• **Quellenauszug**:
▬▬▬▬▬▬

Globale Mindeststeuer: Reeder werden verschont
Dank besonderer Abgaberegeln zahlen viele große Reedereien kaum Steuern, obwohl sie Rekordgewinne einfahren. Mit der globalen Mindeststeuer, die ab 2024 gelten soll, hätte dies der Vergangenheit angehören können. Doch die Reeder haben intensiv für eine Ausnahme von der Mindeststeuer geworben - erfolgreich.
Kaum einer Branche geht es so gut wie den großen Containerreedereien. Die Konzerne, die auf Riesenpötten Stahlboxen übers Meer transportieren, fahren Traumgewinne ein. Maersk aus Dänemark verbuchte im vergangenen Jahr 28 Milliarden Euro Gewinn, der französische Riese CMA CGM 23 Milliarden und die Hamburger Reederei Hapag-Lloyd 17 Milliarden. Bei der diskreten Mediterranean Shipping Company (MSC) kennt man die Zahlen nicht. Immerhin weiß man, wie hoch das Vermögen des Eigentümers Gianluigi Aponte geschätzt wird: auf mehr als 31 Milliarden Dollar.

▬▬▬▬▬▬

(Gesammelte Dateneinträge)
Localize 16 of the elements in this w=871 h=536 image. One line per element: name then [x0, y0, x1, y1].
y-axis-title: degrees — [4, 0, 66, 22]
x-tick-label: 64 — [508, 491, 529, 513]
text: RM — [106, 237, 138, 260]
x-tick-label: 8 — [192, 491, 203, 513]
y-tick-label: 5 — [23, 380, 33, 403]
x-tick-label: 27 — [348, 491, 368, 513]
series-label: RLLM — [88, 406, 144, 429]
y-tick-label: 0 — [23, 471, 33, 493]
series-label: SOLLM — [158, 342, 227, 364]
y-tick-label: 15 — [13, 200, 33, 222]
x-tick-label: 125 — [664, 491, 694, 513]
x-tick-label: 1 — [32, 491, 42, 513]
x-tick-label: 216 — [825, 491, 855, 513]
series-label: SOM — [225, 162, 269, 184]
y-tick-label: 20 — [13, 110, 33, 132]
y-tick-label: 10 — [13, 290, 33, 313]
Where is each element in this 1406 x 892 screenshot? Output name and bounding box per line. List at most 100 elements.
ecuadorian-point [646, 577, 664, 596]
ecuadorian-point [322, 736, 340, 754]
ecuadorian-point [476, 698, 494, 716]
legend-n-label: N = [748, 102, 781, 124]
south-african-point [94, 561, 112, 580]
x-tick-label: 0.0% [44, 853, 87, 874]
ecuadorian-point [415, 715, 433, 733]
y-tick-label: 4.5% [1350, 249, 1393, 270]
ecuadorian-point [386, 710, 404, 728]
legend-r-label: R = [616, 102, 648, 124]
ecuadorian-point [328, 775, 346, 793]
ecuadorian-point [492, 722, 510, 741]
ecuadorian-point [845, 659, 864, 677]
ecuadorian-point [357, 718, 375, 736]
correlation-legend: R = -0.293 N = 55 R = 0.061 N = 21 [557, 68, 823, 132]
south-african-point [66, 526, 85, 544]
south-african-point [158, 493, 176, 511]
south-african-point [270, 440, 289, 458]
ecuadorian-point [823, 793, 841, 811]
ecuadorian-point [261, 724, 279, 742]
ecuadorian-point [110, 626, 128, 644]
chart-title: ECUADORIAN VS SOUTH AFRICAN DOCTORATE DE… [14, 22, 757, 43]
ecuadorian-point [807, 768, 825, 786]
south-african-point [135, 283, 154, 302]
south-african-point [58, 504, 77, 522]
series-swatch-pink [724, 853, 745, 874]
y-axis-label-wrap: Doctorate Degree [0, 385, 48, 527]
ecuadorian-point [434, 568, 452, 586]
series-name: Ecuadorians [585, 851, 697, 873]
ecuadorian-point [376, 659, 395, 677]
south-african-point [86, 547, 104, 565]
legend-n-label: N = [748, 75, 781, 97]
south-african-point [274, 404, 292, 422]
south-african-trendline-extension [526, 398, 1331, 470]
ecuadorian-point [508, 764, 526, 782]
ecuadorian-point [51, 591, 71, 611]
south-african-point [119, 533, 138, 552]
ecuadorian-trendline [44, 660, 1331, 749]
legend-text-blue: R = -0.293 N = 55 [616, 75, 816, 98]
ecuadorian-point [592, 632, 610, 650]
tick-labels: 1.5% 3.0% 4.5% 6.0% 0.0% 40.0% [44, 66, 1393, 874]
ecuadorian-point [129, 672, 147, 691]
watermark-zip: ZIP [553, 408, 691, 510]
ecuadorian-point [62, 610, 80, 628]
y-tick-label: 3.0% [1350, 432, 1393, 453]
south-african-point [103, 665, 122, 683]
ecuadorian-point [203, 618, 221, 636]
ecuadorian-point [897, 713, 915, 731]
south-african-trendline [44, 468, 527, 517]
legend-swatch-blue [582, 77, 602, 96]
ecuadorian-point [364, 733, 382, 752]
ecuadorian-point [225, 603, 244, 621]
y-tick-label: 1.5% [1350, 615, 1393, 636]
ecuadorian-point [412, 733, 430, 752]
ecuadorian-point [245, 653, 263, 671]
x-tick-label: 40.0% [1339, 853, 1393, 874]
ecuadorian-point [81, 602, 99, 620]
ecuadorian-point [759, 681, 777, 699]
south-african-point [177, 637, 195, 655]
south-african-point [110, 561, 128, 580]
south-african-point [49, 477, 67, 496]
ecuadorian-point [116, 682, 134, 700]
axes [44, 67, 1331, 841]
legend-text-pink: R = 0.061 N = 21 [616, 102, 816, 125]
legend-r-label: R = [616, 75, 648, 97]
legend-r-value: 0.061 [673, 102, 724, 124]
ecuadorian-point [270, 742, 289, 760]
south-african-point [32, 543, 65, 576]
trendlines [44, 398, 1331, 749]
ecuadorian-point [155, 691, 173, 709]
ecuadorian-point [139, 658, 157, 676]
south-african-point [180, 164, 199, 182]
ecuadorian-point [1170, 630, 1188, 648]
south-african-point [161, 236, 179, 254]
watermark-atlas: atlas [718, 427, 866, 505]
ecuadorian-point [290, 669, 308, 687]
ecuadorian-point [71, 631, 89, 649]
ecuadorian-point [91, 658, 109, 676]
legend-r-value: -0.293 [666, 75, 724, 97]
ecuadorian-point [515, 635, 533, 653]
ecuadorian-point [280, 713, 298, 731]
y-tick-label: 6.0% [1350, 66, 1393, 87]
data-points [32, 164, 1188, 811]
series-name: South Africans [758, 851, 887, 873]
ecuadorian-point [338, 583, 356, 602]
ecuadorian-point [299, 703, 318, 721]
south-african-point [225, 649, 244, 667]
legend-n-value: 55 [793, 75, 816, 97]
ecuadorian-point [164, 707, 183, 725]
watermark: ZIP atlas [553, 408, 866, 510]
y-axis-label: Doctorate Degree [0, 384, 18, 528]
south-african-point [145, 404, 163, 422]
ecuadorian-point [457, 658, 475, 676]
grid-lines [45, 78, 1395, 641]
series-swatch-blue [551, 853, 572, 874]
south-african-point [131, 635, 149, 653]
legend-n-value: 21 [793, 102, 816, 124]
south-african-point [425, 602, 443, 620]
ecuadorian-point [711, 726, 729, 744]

▬▬▬▬▬▬

• **Schriftliche Aufgabe 1**:
Gib die Datenzeilen vom Anfang bis einschließlich der Zeile, die "chart-title: ECUADORIAN VS" enthält, unverändert wieder.
• **Schriftliche Aufgabe 2**:
Führe den Text über die Mindeststeuer und die Reedereien nach seinem letzten Satz weiter.

• **Endgültige Antwort 1**:
Localize 16 of the elements in this w=871 h=536 image. One line per element: name then [x0, y0, x1, y1].
y-axis-title: degrees — [4, 0, 66, 22]
x-tick-label: 64 — [508, 491, 529, 513]
text: RM — [106, 237, 138, 260]
x-tick-label: 8 — [192, 491, 203, 513]
y-tick-label: 5 — [23, 380, 33, 403]
x-tick-label: 27 — [348, 491, 368, 513]
series-label: RLLM — [88, 406, 144, 429]
y-tick-label: 0 — [23, 471, 33, 493]
series-label: SOLLM — [158, 342, 227, 364]
y-tick-label: 15 — [13, 200, 33, 222]
x-tick-label: 125 — [664, 491, 694, 513]
x-tick-label: 1 — [32, 491, 42, 513]
x-tick-label: 216 — [825, 491, 855, 513]
series-label: SOM — [225, 162, 269, 184]
y-tick-label: 20 — [13, 110, 33, 132]
y-tick-label: 10 — [13, 290, 33, 313]
Where is each element in this 1406 x 892 screenshot? Output name and bounding box per line. List at most 100 elements.
ecuadorian-point [646, 577, 664, 596]
ecuadorian-point [322, 736, 340, 754]
ecuadorian-point [476, 698, 494, 716]
legend-n-label: N = [748, 102, 781, 124]
south-african-point [94, 561, 112, 580]
x-tick-label: 0.0% [44, 853, 87, 874]
ecuadorian-point [415, 715, 433, 733]
y-tick-label: 4.5% [1350, 249, 1393, 270]
ecuadorian-point [386, 710, 404, 728]
legend-r-label: R = [616, 102, 648, 124]
ecuadorian-point [328, 775, 346, 793]
ecuadorian-point [492, 722, 510, 741]
ecuadorian-point [845, 659, 864, 677]
ecuadorian-point [357, 718, 375, 736]
correlation-legend: R = -0.293 N = 55 R = 0.061 N = 21 [557, 68, 823, 132]
south-african-point [66, 526, 85, 544]
south-african-point [158, 493, 176, 511]
south-african-point [270, 440, 289, 458]
ecuadorian-point [823, 793, 841, 811]
ecuadorian-point [261, 724, 279, 742]
ecuadorian-point [110, 626, 128, 644]
chart-title: ECUADORIAN VS SOUTH AFRICAN DOCTORATE DE… [14, 22, 757, 43]

• **Endgültige Antwort 2**:
In einem Rekordjahr wie 2022 fällt die Steuerlast der Reedereien besonders gering aus. Das haben die Schifffahrtsunternehmen einem merkwürdigen Abgabensystem zu verdanken, der Tonnage-Steuer. Danach zahlen sie ihre Abgaben nicht in Abhängigkeit vom Gewinn, sondern von der Größe der eingesetzten Schiffsflotte. Für Maersk bedeutet das angesichts der hohen Gewinne im Jahr 2022 einen Steuersatz von drei Prozent, für Hapag-Lloyd sogar nur knapp 1,2 Prozent.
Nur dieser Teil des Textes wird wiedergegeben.